- [REQUIREMENT] Copy every line from the data below in which the string "脱贫家庭考生" can be found.

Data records
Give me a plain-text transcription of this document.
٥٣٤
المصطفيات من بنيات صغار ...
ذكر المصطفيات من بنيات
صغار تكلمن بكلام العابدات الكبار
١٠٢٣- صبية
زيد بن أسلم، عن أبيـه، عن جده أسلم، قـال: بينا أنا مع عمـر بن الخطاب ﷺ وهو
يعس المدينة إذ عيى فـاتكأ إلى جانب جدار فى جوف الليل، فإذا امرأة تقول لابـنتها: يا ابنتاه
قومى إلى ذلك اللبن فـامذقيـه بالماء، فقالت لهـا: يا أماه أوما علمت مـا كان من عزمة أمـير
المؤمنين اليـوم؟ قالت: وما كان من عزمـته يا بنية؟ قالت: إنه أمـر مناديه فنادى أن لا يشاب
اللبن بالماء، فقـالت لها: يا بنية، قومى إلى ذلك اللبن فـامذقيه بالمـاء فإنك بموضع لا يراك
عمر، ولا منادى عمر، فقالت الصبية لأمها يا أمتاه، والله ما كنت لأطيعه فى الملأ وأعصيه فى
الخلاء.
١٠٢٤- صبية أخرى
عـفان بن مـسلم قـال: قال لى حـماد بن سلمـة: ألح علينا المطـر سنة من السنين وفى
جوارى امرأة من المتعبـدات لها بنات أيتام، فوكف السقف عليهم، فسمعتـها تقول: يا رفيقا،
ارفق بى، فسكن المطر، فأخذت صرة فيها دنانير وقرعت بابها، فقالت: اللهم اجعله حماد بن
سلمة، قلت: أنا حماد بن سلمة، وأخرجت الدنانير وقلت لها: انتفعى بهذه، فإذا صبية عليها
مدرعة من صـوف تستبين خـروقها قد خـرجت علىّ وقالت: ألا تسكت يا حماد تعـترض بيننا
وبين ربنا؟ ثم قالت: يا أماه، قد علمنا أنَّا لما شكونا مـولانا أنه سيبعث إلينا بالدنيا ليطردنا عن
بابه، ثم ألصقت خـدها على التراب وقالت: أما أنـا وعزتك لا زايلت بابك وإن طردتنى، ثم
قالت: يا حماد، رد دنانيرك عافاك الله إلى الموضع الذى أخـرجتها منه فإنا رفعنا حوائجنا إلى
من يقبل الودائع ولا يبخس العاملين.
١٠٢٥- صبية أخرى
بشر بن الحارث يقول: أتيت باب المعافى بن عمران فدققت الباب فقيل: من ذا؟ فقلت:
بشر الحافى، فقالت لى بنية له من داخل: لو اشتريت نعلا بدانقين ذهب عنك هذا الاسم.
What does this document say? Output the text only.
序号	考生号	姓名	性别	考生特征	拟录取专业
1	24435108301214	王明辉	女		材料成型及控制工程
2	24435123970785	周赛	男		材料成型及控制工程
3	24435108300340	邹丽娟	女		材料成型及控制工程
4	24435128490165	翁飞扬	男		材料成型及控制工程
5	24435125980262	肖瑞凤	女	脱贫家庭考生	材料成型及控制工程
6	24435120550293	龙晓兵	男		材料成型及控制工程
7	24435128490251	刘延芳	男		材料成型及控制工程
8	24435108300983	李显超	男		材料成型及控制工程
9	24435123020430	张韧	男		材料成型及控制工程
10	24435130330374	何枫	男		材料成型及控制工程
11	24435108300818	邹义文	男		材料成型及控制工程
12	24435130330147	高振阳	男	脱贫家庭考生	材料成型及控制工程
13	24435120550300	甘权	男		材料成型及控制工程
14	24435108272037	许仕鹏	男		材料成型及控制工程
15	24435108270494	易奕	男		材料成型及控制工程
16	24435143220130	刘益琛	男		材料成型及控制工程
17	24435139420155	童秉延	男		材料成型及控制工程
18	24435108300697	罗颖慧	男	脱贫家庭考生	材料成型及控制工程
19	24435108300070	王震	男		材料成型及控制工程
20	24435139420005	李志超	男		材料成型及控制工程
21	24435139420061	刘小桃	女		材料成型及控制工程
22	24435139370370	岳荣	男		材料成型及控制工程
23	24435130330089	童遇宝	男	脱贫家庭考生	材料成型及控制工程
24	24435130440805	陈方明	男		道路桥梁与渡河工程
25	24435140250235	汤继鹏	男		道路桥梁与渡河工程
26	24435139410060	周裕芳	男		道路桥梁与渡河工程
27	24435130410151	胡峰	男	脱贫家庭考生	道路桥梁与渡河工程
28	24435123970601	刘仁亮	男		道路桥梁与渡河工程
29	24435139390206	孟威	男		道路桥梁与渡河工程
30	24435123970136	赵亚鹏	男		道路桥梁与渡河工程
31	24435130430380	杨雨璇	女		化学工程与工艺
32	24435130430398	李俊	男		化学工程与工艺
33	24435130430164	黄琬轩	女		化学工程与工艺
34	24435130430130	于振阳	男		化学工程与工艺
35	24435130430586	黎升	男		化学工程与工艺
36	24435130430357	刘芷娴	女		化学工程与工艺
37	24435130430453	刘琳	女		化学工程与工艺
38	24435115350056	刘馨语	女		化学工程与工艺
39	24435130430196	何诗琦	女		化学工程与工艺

- [RESULT OF THIS TASK]
5	24435125980262	肖瑞凤	女	脱贫家庭考生	材料成型及控制工程
12	24435130330147	高振阳	男	脱贫家庭考生	材料成型及控制工程
18	24435108300697	罗颖慧	男	脱贫家庭考生	材料成型及控制工程
23	24435130330089	童遇宝	男	脱贫家庭考生	材料成型及控制工程
27	24435130410151	胡峰	男	脱贫家庭考生	道路桥梁与渡河工程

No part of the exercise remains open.